(Aim) Transcribe the records below exactly as they appear, omitting any pictures.

====== Listed entries ======

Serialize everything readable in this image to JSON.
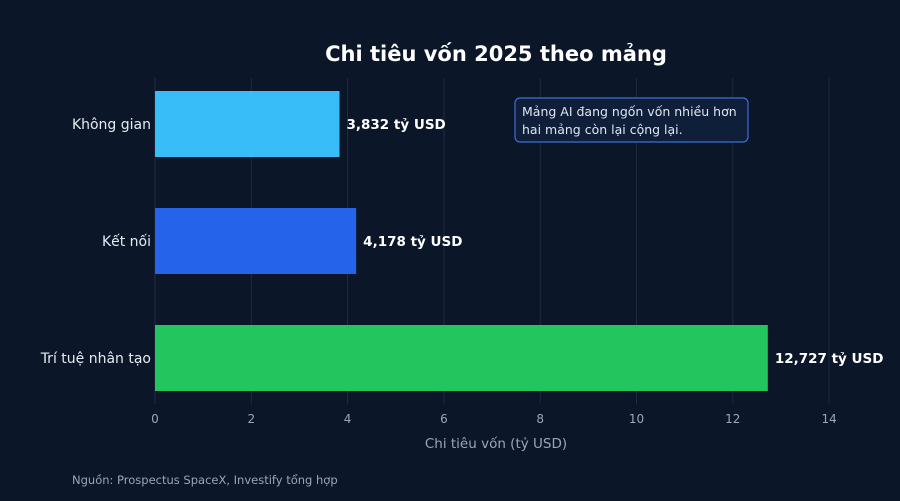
{
  "chart_data": {
    "type": "bar",
    "orientation": "horizontal",
    "title": "Chi tiêu vốn 2025 theo mảng",
    "categories": [
      "Không gian",
      "Kết nối",
      "Trí tuệ nhân tạo"
    ],
    "values": [
      3.832,
      4.178,
      12.727
    ],
    "value_labels": [
      "3,832 tỷ USD",
      "4,178 tỷ USD",
      "12,727 tỷ USD"
    ],
    "colors": [
      "#38bdf8",
      "#2563eb",
      "#22c55e"
    ],
    "xlabel": "Chi tiêu vốn (tỷ USD)",
    "ylabel": "",
    "xlim": [
      0,
      14.6
    ],
    "xticks": [
      0,
      2,
      4,
      6,
      8,
      10,
      12,
      14
    ],
    "grid": true,
    "annotation": {
      "lines": [
        "Mảng AI đang ngốn vốn nhiều hơn",
        "hai mảng còn lại cộng lại."
      ]
    }
  },
  "source": "Nguồn: Prospectus SpaceX, Investify tổng hợp",
  "style": {
    "background": "#0b1628",
    "grid_color": "#1f2c40",
    "annotation_border": "#3b6fd6",
    "annotation_fill": "#0f1f3a"
  }
}
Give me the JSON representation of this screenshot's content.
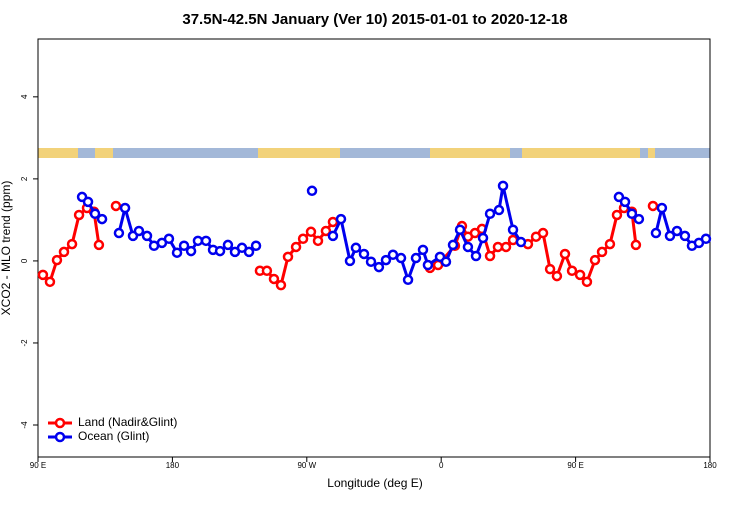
{
  "chart_data": {
    "type": "line",
    "title": "37.5N-42.5N January (Ver 10)   2015-01-01 to 2020-12-18",
    "x_label": "Longitude (deg E)",
    "y_label": "XCO2 - MLO trend (ppm)",
    "xlim": [
      90,
      540
    ],
    "ylim": [
      -4.78,
      5.41
    ],
    "xticks": [
      {
        "value": 90,
        "label": "90 E"
      },
      {
        "value": 180,
        "label": "180"
      },
      {
        "value": 270,
        "label": "90 W"
      },
      {
        "value": 360,
        "label": "0"
      },
      {
        "value": 450,
        "label": "90 E"
      },
      {
        "value": 540,
        "label": "180"
      }
    ],
    "yticks": [
      -4,
      -2,
      0,
      2,
      4
    ],
    "legend": "bottom-left",
    "series": [
      {
        "name": "Land (Nadir&Glint)",
        "color": "#ff0000",
        "x": [
          93.3,
          98.0,
          102.7,
          107.4,
          112.8,
          117.5,
          122.8,
          127.5,
          130.8,
          null,
          142.2,
          null,
          238.6,
          243.3,
          248.0,
          252.7,
          257.4,
          262.8,
          267.5,
          272.8,
          277.5,
          282.8,
          287.5,
          null,
          352.5,
          357.9,
          369.2,
          373.9,
          377.9,
          382.6,
          387.3,
          392.7,
          398.0,
          403.4,
          408.1,
          418.1,
          423.5,
          428.2,
          432.9,
          437.5,
          442.9,
          447.6,
          453.0,
          457.6,
          463.0,
          467.7,
          473.0,
          477.7,
          482.4,
          487.7,
          490.4,
          null,
          501.8
        ],
        "values": [
          -0.34,
          -0.51,
          0.02,
          0.22,
          0.41,
          1.12,
          1.29,
          1.2,
          0.39,
          null,
          1.34,
          null,
          -0.24,
          -0.24,
          -0.44,
          -0.59,
          0.1,
          0.34,
          0.54,
          0.71,
          0.49,
          0.73,
          0.95,
          null,
          -0.17,
          -0.1,
          0.37,
          0.85,
          0.59,
          0.68,
          0.78,
          0.12,
          0.34,
          0.34,
          0.51,
          0.41,
          0.59,
          0.68,
          -0.2,
          -0.37,
          0.17,
          -0.24,
          -0.34,
          -0.51,
          0.02,
          0.22,
          0.41,
          1.12,
          1.29,
          1.2,
          0.39,
          null,
          1.34
        ]
      },
      {
        "name": "Ocean (Glint)",
        "color": "#0000ee",
        "x": [
          119.5,
          123.5,
          128.2,
          132.9,
          null,
          144.2,
          148.3,
          153.6,
          157.6,
          163.0,
          167.7,
          173.0,
          177.7,
          183.1,
          187.8,
          192.5,
          197.1,
          202.5,
          207.2,
          211.9,
          217.2,
          221.9,
          226.6,
          231.3,
          236.0,
          null,
          273.5,
          null,
          287.5,
          292.9,
          298.9,
          302.9,
          308.3,
          313.0,
          318.3,
          323.0,
          327.7,
          333.1,
          337.8,
          343.1,
          347.8,
          351.1,
          359.2,
          363.2,
          367.9,
          372.6,
          377.9,
          383.3,
          388.0,
          392.7,
          398.7,
          401.4,
          408.1,
          413.4,
          null,
          479.0,
          483.1,
          487.7,
          492.4,
          null,
          503.8,
          507.8,
          513.2,
          517.9,
          523.2,
          527.9,
          532.6,
          537.3
        ],
        "values": [
          1.56,
          1.44,
          1.15,
          1.02,
          null,
          0.68,
          1.29,
          0.61,
          0.73,
          0.61,
          0.37,
          0.44,
          0.54,
          0.2,
          0.37,
          0.24,
          0.49,
          0.49,
          0.27,
          0.24,
          0.39,
          0.22,
          0.32,
          0.22,
          0.37,
          null,
          1.71,
          null,
          0.61,
          1.02,
          0,
          0.32,
          0.17,
          -0.02,
          -0.15,
          0.02,
          0.15,
          0.07,
          -0.46,
          0.07,
          0.27,
          -0.1,
          0.1,
          -0.02,
          0.39,
          0.76,
          0.34,
          0.12,
          0.56,
          1.15,
          1.24,
          1.83,
          0.76,
          0.46,
          null,
          1.56,
          1.44,
          1.15,
          1.02,
          null,
          0.68,
          1.29,
          0.61,
          0.73,
          0.61,
          0.37,
          0.44,
          0.54
        ]
      }
    ]
  }
}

======

(Final answer)
Serialize everything readable in this image to JSON.
{
  "chart_data": {
    "type": "bar",
    "orientation": "horizontal",
    "title": "Chi tiêu vốn 2025 theo mảng",
    "categories": [
      "Không gian",
      "Kết nối",
      "Trí tuệ nhân tạo"
    ],
    "values": [
      3.832,
      4.178,
      12.727
    ],
    "value_labels": [
      "3,832 tỷ USD",
      "4,178 tỷ USD",
      "12,727 tỷ USD"
    ],
    "colors": [
      "#38bdf8",
      "#2563eb",
      "#22c55e"
    ],
    "xlabel": "Chi tiêu vốn (tỷ USD)",
    "ylabel": "",
    "xlim": [
      0,
      14.6
    ],
    "xticks": [
      0,
      2,
      4,
      6,
      8,
      10,
      12,
      14
    ],
    "grid": true,
    "annotation": {
      "lines": [
        "Mảng AI đang ngốn vốn nhiều hơn",
        "hai mảng còn lại cộng lại."
      ]
    }
  },
  "source": "Nguồn: Prospectus SpaceX, Investify tổng hợp",
  "style": {
    "background": "#0b1628",
    "grid_color": "#1f2c40",
    "annotation_border": "#3b6fd6",
    "annotation_fill": "#0f1f3a"
  }
}
Give me the JSON representation of this screenshot's content.
{
  "chart_data": {
    "type": "line",
    "title": "37.5N-42.5N January (Ver 10)   2015-01-01 to 2020-12-18",
    "x_label": "Longitude (deg E)",
    "y_label": "XCO2 - MLO trend (ppm)",
    "xlim": [
      90,
      540
    ],
    "ylim": [
      -4.78,
      5.41
    ],
    "xticks": [
      {
        "value": 90,
        "label": "90 E"
      },
      {
        "value": 180,
        "label": "180"
      },
      {
        "value": 270,
        "label": "90 W"
      },
      {
        "value": 360,
        "label": "0"
      },
      {
        "value": 450,
        "label": "90 E"
      },
      {
        "value": 540,
        "label": "180"
      }
    ],
    "yticks": [
      -4,
      -2,
      0,
      2,
      4
    ],
    "legend": "bottom-left",
    "series": [
      {
        "name": "Land (Nadir&Glint)",
        "color": "#ff0000",
        "x": [
          93.3,
          98.0,
          102.7,
          107.4,
          112.8,
          117.5,
          122.8,
          127.5,
          130.8,
          null,
          142.2,
          null,
          238.6,
          243.3,
          248.0,
          252.7,
          257.4,
          262.8,
          267.5,
          272.8,
          277.5,
          282.8,
          287.5,
          null,
          352.5,
          357.9,
          369.2,
          373.9,
          377.9,
          382.6,
          387.3,
          392.7,
          398.0,
          403.4,
          408.1,
          418.1,
          423.5,
          428.2,
          432.9,
          437.5,
          442.9,
          447.6,
          453.0,
          457.6,
          463.0,
          467.7,
          473.0,
          477.7,
          482.4,
          487.7,
          490.4,
          null,
          501.8
        ],
        "values": [
          -0.34,
          -0.51,
          0.02,
          0.22,
          0.41,
          1.12,
          1.29,
          1.2,
          0.39,
          null,
          1.34,
          null,
          -0.24,
          -0.24,
          -0.44,
          -0.59,
          0.1,
          0.34,
          0.54,
          0.71,
          0.49,
          0.73,
          0.95,
          null,
          -0.17,
          -0.1,
          0.37,
          0.85,
          0.59,
          0.68,
          0.78,
          0.12,
          0.34,
          0.34,
          0.51,
          0.41,
          0.59,
          0.68,
          -0.2,
          -0.37,
          0.17,
          -0.24,
          -0.34,
          -0.51,
          0.02,
          0.22,
          0.41,
          1.12,
          1.29,
          1.2,
          0.39,
          null,
          1.34
        ]
      },
      {
        "name": "Ocean (Glint)",
        "color": "#0000ee",
        "x": [
          119.5,
          123.5,
          128.2,
          132.9,
          null,
          144.2,
          148.3,
          153.6,
          157.6,
          163.0,
          167.7,
          173.0,
          177.7,
          183.1,
          187.8,
          192.5,
          197.1,
          202.5,
          207.2,
          211.9,
          217.2,
          221.9,
          226.6,
          231.3,
          236.0,
          null,
          273.5,
          null,
          287.5,
          292.9,
          298.9,
          302.9,
          308.3,
          313.0,
          318.3,
          323.0,
          327.7,
          333.1,
          337.8,
          343.1,
          347.8,
          351.1,
          359.2,
          363.2,
          367.9,
          372.6,
          377.9,
          383.3,
          388.0,
          392.7,
          398.7,
          401.4,
          408.1,
          413.4,
          null,
          479.0,
          483.1,
          487.7,
          492.4,
          null,
          503.8,
          507.8,
          513.2,
          517.9,
          523.2,
          527.9,
          532.6,
          537.3
        ],
        "values": [
          1.56,
          1.44,
          1.15,
          1.02,
          null,
          0.68,
          1.29,
          0.61,
          0.73,
          0.61,
          0.37,
          0.44,
          0.54,
          0.2,
          0.37,
          0.24,
          0.49,
          0.49,
          0.27,
          0.24,
          0.39,
          0.22,
          0.32,
          0.22,
          0.37,
          null,
          1.71,
          null,
          0.61,
          1.02,
          0,
          0.32,
          0.17,
          -0.02,
          -0.15,
          0.02,
          0.15,
          0.07,
          -0.46,
          0.07,
          0.27,
          -0.1,
          0.1,
          -0.02,
          0.39,
          0.76,
          0.34,
          0.12,
          0.56,
          1.15,
          1.24,
          1.83,
          0.76,
          0.46,
          null,
          1.56,
          1.44,
          1.15,
          1.02,
          null,
          0.68,
          1.29,
          0.61,
          0.73,
          0.61,
          0.37,
          0.44,
          0.54
        ]
      }
    ]
  }
}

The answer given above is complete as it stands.